■ Directive
Only the pictures stay out; every record is to be quoted exactly.

■ Records shown

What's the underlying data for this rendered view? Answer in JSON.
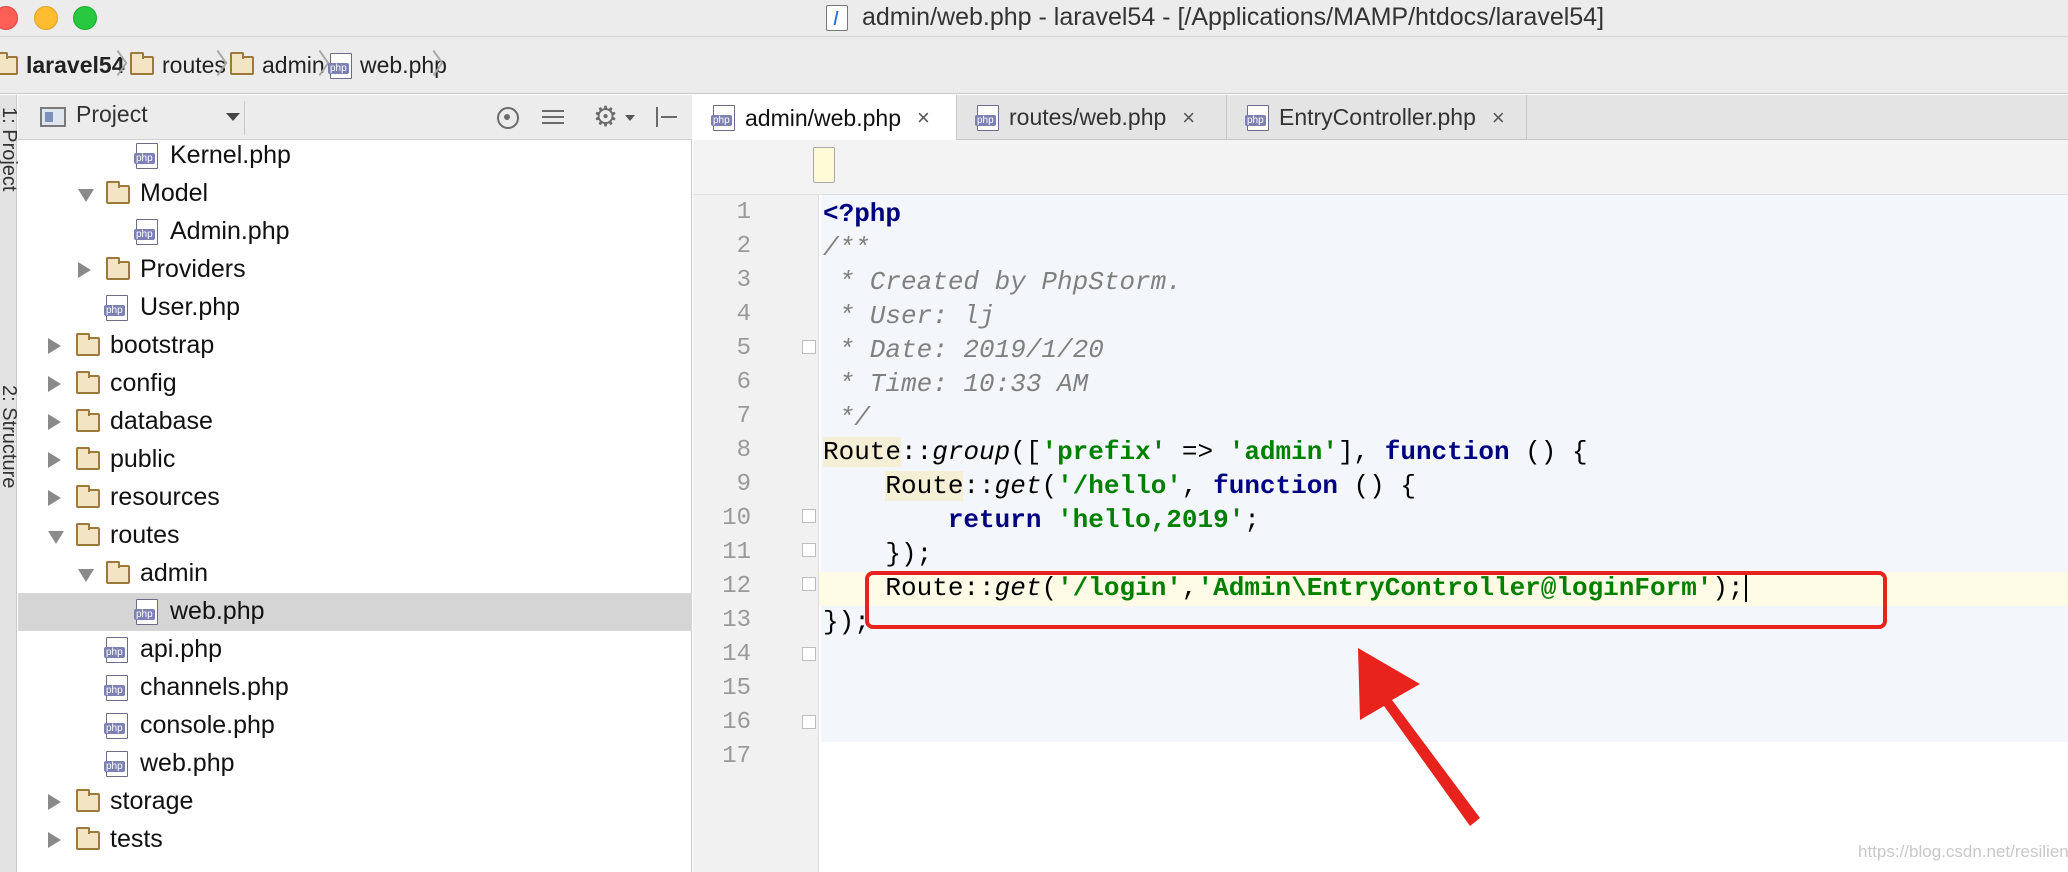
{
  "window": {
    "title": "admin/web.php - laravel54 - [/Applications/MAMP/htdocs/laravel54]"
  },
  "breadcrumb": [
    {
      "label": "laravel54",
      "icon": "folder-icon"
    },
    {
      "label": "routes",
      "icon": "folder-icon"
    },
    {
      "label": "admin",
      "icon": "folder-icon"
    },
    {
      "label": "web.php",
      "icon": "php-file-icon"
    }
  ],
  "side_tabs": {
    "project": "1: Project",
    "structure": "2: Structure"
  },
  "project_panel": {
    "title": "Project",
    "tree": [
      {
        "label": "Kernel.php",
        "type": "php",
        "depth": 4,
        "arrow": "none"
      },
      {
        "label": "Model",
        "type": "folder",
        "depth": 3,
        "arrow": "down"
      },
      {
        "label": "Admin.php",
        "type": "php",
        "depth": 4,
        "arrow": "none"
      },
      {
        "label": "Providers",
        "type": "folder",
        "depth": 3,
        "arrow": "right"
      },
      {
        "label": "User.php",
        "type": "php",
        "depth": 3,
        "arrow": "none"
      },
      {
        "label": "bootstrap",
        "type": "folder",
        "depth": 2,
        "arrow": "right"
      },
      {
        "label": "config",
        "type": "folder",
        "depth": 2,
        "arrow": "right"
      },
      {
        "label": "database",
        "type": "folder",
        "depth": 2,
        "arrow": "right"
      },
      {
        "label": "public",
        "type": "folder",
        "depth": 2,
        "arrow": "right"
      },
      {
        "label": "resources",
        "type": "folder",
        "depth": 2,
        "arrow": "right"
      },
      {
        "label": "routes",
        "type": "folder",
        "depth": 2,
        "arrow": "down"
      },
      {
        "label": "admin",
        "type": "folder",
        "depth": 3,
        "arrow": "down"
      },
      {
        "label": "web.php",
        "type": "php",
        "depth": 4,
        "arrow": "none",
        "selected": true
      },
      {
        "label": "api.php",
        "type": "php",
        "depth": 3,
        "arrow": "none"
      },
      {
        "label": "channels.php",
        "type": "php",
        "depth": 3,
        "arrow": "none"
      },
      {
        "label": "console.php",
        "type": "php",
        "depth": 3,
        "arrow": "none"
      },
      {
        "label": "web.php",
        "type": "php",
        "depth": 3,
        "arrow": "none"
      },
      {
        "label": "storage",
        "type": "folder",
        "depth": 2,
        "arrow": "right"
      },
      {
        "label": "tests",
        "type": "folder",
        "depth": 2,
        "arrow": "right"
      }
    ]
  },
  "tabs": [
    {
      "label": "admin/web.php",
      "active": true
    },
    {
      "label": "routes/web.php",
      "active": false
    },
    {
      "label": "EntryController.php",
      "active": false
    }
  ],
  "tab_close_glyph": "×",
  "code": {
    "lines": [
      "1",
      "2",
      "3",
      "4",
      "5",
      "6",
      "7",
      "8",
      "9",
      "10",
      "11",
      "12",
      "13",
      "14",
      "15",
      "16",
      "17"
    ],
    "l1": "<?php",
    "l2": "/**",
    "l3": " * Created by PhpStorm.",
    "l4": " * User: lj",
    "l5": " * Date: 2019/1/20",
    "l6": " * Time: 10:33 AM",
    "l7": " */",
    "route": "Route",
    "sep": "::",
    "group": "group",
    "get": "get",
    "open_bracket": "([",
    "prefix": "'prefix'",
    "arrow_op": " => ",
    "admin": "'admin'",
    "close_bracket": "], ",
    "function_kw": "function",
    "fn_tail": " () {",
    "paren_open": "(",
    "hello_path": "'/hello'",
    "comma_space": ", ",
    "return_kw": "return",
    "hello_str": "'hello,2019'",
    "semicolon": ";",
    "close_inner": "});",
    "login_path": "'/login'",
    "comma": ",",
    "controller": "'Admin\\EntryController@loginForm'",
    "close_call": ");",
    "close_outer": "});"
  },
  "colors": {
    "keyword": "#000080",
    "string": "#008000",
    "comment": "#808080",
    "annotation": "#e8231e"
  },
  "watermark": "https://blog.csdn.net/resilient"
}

■ Written reply
What's the underlying data for this rendered view? Answer in JSON.
{
  "window": {
    "title": "admin/web.php - laravel54 - [/Applications/MAMP/htdocs/laravel54]"
  },
  "breadcrumb": [
    {
      "label": "laravel54",
      "icon": "folder-icon"
    },
    {
      "label": "routes",
      "icon": "folder-icon"
    },
    {
      "label": "admin",
      "icon": "folder-icon"
    },
    {
      "label": "web.php",
      "icon": "php-file-icon"
    }
  ],
  "side_tabs": {
    "project": "1: Project",
    "structure": "2: Structure"
  },
  "project_panel": {
    "title": "Project",
    "tree": [
      {
        "label": "Kernel.php",
        "type": "php",
        "depth": 4,
        "arrow": "none"
      },
      {
        "label": "Model",
        "type": "folder",
        "depth": 3,
        "arrow": "down"
      },
      {
        "label": "Admin.php",
        "type": "php",
        "depth": 4,
        "arrow": "none"
      },
      {
        "label": "Providers",
        "type": "folder",
        "depth": 3,
        "arrow": "right"
      },
      {
        "label": "User.php",
        "type": "php",
        "depth": 3,
        "arrow": "none"
      },
      {
        "label": "bootstrap",
        "type": "folder",
        "depth": 2,
        "arrow": "right"
      },
      {
        "label": "config",
        "type": "folder",
        "depth": 2,
        "arrow": "right"
      },
      {
        "label": "database",
        "type": "folder",
        "depth": 2,
        "arrow": "right"
      },
      {
        "label": "public",
        "type": "folder",
        "depth": 2,
        "arrow": "right"
      },
      {
        "label": "resources",
        "type": "folder",
        "depth": 2,
        "arrow": "right"
      },
      {
        "label": "routes",
        "type": "folder",
        "depth": 2,
        "arrow": "down"
      },
      {
        "label": "admin",
        "type": "folder",
        "depth": 3,
        "arrow": "down"
      },
      {
        "label": "web.php",
        "type": "php",
        "depth": 4,
        "arrow": "none",
        "selected": true
      },
      {
        "label": "api.php",
        "type": "php",
        "depth": 3,
        "arrow": "none"
      },
      {
        "label": "channels.php",
        "type": "php",
        "depth": 3,
        "arrow": "none"
      },
      {
        "label": "console.php",
        "type": "php",
        "depth": 3,
        "arrow": "none"
      },
      {
        "label": "web.php",
        "type": "php",
        "depth": 3,
        "arrow": "none"
      },
      {
        "label": "storage",
        "type": "folder",
        "depth": 2,
        "arrow": "right"
      },
      {
        "label": "tests",
        "type": "folder",
        "depth": 2,
        "arrow": "right"
      }
    ]
  },
  "tabs": [
    {
      "label": "admin/web.php",
      "active": true
    },
    {
      "label": "routes/web.php",
      "active": false
    },
    {
      "label": "EntryController.php",
      "active": false
    }
  ],
  "tab_close_glyph": "×",
  "code": {
    "lines": [
      "1",
      "2",
      "3",
      "4",
      "5",
      "6",
      "7",
      "8",
      "9",
      "10",
      "11",
      "12",
      "13",
      "14",
      "15",
      "16",
      "17"
    ],
    "l1": "<?php",
    "l2": "/**",
    "l3": " * Created by PhpStorm.",
    "l4": " * User: lj",
    "l5": " * Date: 2019/1/20",
    "l6": " * Time: 10:33 AM",
    "l7": " */",
    "route": "Route",
    "sep": "::",
    "group": "group",
    "get": "get",
    "open_bracket": "([",
    "prefix": "'prefix'",
    "arrow_op": " => ",
    "admin": "'admin'",
    "close_bracket": "], ",
    "function_kw": "function",
    "fn_tail": " () {",
    "paren_open": "(",
    "hello_path": "'/hello'",
    "comma_space": ", ",
    "return_kw": "return",
    "hello_str": "'hello,2019'",
    "semicolon": ";",
    "close_inner": "});",
    "login_path": "'/login'",
    "comma": ",",
    "controller": "'Admin\\EntryController@loginForm'",
    "close_call": ");",
    "close_outer": "});"
  },
  "colors": {
    "keyword": "#000080",
    "string": "#008000",
    "comment": "#808080",
    "annotation": "#e8231e"
  },
  "watermark": "https://blog.csdn.net/resilient"
}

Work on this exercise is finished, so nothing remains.